Task description
Every record must appear in your copy exactly as written, with no pictures.

Stored data
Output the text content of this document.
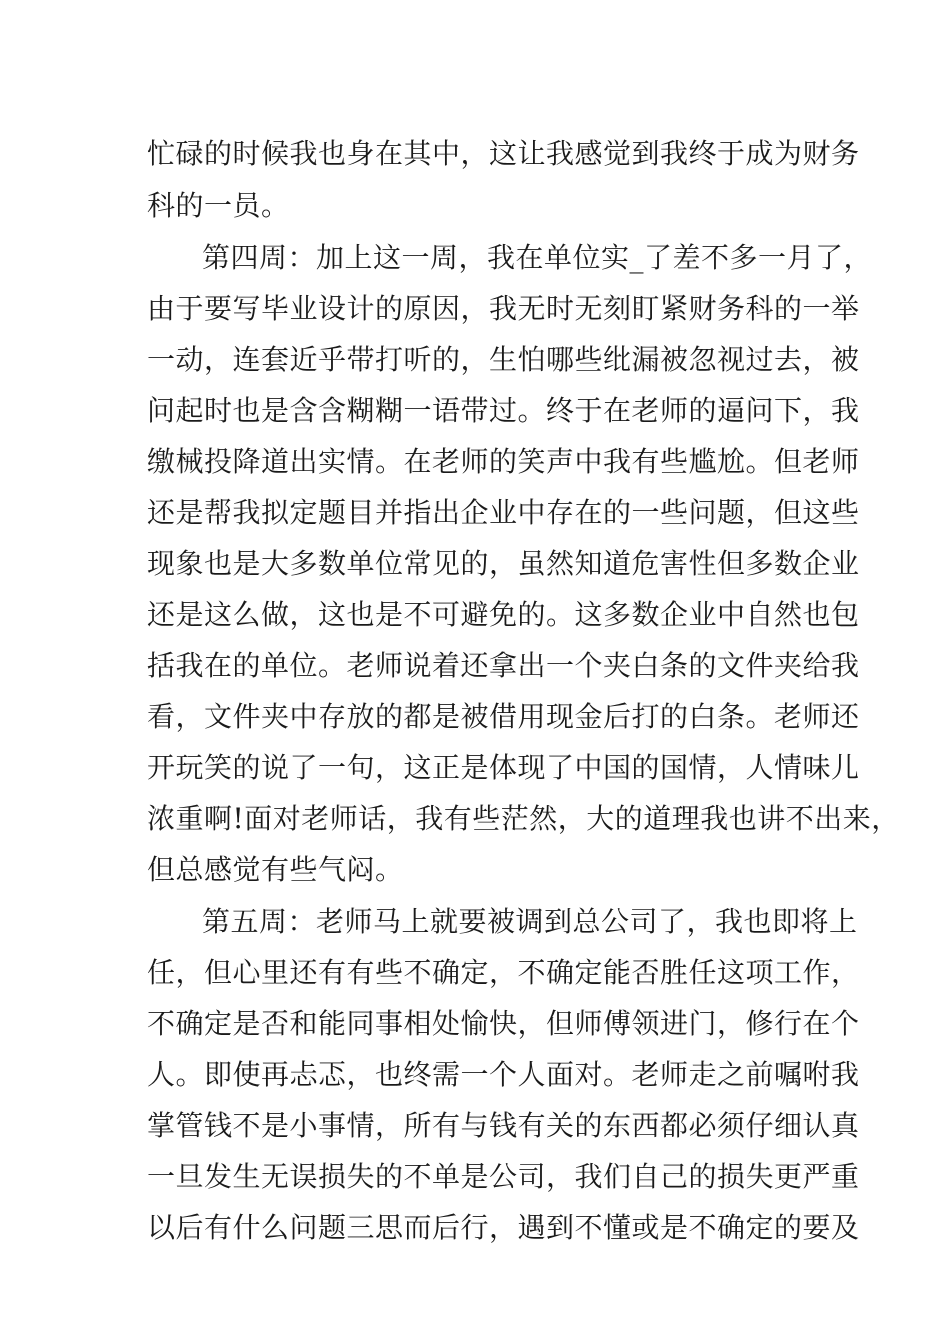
忙碌的时候我也身在其中，这让我感觉到我终于成为财务
科的一员。
第四周：加上这一周，我在单位实_了差不多一月了，
由于要写毕业设计的原因，我无时无刻盯紧财务科的一举
一动，连套近乎带打听的，生怕哪些纰漏被忽视过去，被
问起时也是含含糊糊一语带过。终于在老师的逼问下，我
缴械投降道出实情。在老师的笑声中我有些尴尬。但老师
还是帮我拟定题目并指出企业中存在的一些问题，但这些
现象也是大多数单位常见的，虽然知道危害性但多数企业
还是这么做，这也是不可避免的。这多数企业中自然也包
括我在的单位。老师说着还拿出一个夹白条的文件夹给我
看，文件夹中存放的都是被借用现金后打的白条。老师还
开玩笑的说了一句，这正是体现了中国的国情，人情味儿
浓重啊!面对老师话，我有些茫然，大的道理我也讲不出来，
但总感觉有些气闷。
第五周：老师马上就要被调到总公司了，我也即将上
任，但心里还有有些不确定，不确定能否胜任这项工作，
不确定是否和能同事相处愉快，但师傅领进门，修行在个
人。即使再忐忑，也终需一个人面对。老师走之前嘱咐我
掌管钱不是小事情，所有与钱有关的东西都必须仔细认真
一旦发生无误损失的不单是公司，我们自己的损失更严重
以后有什么问题三思而后行，遇到不懂或是不确定的要及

Solved problem
Output the text content of this document.
忙碌的时候我也身在其中，这让我感觉到我终于成为财务
科的一员。
第四周：加上这一周，我在单位实_了差不多一月了，
由于要写毕业设计的原因，我无时无刻盯紧财务科的一举
一动，连套近乎带打听的，生怕哪些纰漏被忽视过去，被
问起时也是含含糊糊一语带过。终于在老师的逼问下，我
缴械投降道出实情。在老师的笑声中我有些尴尬。但老师
还是帮我拟定题目并指出企业中存在的一些问题，但这些
现象也是大多数单位常见的，虽然知道危害性但多数企业
还是这么做，这也是不可避免的。这多数企业中自然也包
括我在的单位。老师说着还拿出一个夹白条的文件夹给我
看，文件夹中存放的都是被借用现金后打的白条。老师还
开玩笑的说了一句，这正是体现了中国的国情，人情味儿
浓重啊!面对老师话，我有些茫然，大的道理我也讲不出来，
但总感觉有些气闷。
第五周：老师马上就要被调到总公司了，我也即将上
任，但心里还有有些不确定，不确定能否胜任这项工作，
不确定是否和能同事相处愉快，但师傅领进门，修行在个
人。即使再忐忑，也终需一个人面对。老师走之前嘱咐我
掌管钱不是小事情，所有与钱有关的东西都必须仔细认真
一旦发生无误损失的不单是公司，我们自己的损失更严重
以后有什么问题三思而后行，遇到不懂或是不确定的要及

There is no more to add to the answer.